## [Stated exercise]
Can you repeat the lines of the listing below, from the line holding "Patent image size: (599, 444)." through the line holding "The resistor Re is at (349, 378).", inclusive, changing nothing?

## [Provided data]

-------

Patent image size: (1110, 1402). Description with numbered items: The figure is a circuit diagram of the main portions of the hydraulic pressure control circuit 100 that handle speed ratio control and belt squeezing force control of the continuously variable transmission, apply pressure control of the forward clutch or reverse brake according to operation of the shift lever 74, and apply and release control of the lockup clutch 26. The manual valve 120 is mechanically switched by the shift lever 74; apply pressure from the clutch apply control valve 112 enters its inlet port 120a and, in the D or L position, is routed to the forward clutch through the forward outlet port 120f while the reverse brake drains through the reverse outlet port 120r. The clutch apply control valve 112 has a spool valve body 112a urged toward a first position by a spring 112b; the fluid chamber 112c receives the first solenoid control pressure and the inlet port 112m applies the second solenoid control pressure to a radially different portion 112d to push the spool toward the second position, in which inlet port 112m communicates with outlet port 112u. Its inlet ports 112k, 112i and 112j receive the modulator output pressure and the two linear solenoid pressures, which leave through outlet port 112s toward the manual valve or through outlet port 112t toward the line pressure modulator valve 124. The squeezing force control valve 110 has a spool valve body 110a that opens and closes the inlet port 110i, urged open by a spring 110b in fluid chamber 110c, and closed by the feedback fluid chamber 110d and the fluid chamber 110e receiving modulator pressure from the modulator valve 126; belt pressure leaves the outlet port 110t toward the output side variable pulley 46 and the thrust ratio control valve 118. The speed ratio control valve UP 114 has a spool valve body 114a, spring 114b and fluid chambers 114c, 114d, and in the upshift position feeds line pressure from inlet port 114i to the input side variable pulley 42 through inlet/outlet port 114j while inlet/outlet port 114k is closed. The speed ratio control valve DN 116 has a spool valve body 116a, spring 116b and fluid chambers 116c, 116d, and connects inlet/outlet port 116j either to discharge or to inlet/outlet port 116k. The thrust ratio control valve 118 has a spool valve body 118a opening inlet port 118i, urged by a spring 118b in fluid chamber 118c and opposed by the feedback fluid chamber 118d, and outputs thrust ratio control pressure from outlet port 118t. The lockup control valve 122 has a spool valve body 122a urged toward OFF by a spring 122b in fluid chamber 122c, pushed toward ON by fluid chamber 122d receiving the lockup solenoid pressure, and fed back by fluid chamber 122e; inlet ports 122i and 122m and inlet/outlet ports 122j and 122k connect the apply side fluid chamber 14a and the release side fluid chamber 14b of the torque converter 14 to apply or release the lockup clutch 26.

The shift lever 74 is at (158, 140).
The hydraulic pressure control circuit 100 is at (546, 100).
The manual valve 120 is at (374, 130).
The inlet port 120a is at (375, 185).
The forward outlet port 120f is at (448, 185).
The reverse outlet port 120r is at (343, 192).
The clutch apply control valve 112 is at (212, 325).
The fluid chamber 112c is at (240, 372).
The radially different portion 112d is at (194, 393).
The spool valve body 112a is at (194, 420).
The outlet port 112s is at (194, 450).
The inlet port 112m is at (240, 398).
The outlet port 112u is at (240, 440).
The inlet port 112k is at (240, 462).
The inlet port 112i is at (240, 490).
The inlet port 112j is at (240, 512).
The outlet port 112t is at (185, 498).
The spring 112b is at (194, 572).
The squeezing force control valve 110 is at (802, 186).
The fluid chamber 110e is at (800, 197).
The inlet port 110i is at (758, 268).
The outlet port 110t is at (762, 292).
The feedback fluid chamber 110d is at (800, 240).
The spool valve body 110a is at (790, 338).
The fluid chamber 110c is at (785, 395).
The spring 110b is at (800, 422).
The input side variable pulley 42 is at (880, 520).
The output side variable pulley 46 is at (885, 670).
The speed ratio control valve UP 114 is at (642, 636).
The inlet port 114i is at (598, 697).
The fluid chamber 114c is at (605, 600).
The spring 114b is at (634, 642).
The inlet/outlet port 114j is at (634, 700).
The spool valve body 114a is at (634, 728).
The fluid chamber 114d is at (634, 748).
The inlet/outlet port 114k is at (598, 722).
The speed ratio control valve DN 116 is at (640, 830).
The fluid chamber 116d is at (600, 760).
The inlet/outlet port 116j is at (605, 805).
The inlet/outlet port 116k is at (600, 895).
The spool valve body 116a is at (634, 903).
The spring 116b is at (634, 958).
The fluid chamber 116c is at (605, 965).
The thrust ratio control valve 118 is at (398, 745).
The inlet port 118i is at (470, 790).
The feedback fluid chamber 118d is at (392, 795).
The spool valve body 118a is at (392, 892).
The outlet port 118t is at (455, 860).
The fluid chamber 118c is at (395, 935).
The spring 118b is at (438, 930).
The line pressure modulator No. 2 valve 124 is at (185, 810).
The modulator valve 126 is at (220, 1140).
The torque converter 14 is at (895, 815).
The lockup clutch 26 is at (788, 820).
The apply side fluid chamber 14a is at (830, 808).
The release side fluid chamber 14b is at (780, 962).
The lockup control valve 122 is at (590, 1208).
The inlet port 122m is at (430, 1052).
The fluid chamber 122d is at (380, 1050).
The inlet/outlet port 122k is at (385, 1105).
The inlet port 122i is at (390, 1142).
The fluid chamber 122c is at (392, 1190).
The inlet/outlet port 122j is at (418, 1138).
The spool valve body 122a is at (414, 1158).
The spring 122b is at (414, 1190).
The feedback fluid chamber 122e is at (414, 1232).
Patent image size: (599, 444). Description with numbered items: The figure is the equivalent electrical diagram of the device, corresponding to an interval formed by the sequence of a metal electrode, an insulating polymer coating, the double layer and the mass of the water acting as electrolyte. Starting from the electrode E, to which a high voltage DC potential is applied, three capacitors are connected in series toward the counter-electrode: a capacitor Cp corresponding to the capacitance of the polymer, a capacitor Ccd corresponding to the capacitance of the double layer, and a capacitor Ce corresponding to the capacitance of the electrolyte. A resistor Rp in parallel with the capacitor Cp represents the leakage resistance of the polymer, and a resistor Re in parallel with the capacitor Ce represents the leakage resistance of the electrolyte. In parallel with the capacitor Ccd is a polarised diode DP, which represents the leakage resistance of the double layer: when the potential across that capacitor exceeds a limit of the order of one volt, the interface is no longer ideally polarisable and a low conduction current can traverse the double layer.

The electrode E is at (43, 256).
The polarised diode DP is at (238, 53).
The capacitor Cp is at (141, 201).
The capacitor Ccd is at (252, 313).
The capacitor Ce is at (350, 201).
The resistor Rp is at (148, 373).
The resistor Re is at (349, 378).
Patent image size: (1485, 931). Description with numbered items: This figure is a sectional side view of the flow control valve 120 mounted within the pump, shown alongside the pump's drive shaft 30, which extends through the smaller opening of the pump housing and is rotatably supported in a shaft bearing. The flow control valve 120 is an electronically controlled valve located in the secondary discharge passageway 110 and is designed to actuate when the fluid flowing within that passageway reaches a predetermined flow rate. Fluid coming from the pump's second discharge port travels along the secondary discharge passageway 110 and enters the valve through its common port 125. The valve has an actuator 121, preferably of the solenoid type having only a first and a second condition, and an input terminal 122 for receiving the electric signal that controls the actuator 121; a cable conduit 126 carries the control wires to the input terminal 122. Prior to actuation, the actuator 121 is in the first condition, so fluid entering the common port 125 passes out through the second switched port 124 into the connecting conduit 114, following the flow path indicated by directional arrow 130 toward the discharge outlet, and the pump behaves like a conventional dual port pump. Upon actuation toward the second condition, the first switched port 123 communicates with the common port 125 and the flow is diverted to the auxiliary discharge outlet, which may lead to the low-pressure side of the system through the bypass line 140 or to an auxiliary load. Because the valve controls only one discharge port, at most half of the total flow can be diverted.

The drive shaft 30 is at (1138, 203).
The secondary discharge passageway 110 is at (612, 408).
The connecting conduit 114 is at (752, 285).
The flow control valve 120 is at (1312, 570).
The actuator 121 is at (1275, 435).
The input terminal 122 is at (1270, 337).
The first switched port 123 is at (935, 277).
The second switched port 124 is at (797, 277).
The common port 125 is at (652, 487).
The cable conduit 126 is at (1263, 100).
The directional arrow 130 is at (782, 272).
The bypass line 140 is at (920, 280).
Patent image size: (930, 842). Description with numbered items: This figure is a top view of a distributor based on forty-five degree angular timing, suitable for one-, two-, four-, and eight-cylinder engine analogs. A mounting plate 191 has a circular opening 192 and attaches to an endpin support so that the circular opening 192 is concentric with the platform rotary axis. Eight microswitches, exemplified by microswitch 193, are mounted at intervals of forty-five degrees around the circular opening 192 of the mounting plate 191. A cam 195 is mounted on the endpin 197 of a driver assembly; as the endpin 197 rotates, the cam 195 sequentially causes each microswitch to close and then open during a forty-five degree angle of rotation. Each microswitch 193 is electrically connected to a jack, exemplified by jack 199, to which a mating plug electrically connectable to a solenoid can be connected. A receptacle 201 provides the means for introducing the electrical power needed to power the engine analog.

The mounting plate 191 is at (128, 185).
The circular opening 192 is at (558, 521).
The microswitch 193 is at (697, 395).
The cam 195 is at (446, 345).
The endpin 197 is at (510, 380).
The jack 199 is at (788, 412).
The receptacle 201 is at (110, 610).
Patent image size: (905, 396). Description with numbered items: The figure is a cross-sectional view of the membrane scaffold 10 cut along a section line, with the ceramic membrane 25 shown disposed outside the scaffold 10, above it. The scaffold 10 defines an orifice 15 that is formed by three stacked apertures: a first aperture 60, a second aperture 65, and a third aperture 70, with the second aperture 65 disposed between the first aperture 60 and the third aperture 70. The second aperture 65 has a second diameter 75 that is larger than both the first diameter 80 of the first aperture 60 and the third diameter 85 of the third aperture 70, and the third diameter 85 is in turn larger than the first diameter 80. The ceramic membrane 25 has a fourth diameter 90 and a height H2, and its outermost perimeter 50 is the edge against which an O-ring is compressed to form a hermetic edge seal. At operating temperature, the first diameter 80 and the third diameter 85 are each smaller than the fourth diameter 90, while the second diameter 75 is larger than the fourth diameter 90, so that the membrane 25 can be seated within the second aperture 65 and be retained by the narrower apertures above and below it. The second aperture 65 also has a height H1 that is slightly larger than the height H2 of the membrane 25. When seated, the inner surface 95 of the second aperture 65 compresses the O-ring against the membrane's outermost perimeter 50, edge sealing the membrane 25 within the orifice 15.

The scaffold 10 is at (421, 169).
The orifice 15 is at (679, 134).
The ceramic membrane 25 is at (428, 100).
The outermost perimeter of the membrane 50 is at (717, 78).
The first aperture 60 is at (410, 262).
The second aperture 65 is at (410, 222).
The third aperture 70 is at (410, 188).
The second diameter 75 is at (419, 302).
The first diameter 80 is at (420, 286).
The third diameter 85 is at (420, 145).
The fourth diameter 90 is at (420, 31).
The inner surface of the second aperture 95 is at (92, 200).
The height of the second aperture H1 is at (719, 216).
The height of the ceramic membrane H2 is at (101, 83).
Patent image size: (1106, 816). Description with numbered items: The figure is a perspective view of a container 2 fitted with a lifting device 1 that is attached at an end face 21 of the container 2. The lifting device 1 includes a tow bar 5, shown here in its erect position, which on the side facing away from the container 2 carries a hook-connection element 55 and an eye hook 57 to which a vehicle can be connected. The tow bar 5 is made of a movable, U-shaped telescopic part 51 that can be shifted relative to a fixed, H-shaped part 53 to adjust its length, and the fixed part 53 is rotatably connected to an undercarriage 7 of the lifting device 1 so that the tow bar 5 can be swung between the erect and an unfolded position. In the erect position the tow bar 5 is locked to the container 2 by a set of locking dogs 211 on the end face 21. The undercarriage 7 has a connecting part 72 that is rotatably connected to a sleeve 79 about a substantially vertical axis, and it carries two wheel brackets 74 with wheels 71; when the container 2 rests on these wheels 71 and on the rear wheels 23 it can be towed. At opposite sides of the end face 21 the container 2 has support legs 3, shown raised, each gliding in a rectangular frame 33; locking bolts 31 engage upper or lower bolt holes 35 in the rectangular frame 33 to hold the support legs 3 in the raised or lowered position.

-------

## [In response]
Patent image size: (599, 444). Description with numbered items: The figure is the equivalent electrical diagram of the device, corresponding to an interval formed by the sequence of a metal electrode, an insulating polymer coating, the double layer and the mass of the water acting as electrolyte. Starting from the electrode E, to which a high voltage DC potential is applied, three capacitors are connected in series toward the counter-electrode: a capacitor Cp corresponding to the capacitance of the polymer, a capacitor Ccd corresponding to the capacitance of the double layer, and a capacitor Ce corresponding to the capacitance of the electrolyte. A resistor Rp in parallel with the capacitor Cp represents the leakage resistance of the polymer, and a resistor Re in parallel with the capacitor Ce represents the leakage resistance of the electrolyte. In parallel with the capacitor Ccd is a polarised diode DP, which represents the leakage resistance of the double layer: when the potential across that capacitor exceeds a limit of the order of one volt, the interface is no longer ideally polarisable and a low conduction current can traverse the double layer.

The electrode E is at (43, 256).
The polarised diode DP is at (238, 53).
The capacitor Cp is at (141, 201).
The capacitor Ccd is at (252, 313).
The capacitor Ce is at (350, 201).
The resistor Rp is at (148, 373).
The resistor Re is at (349, 378).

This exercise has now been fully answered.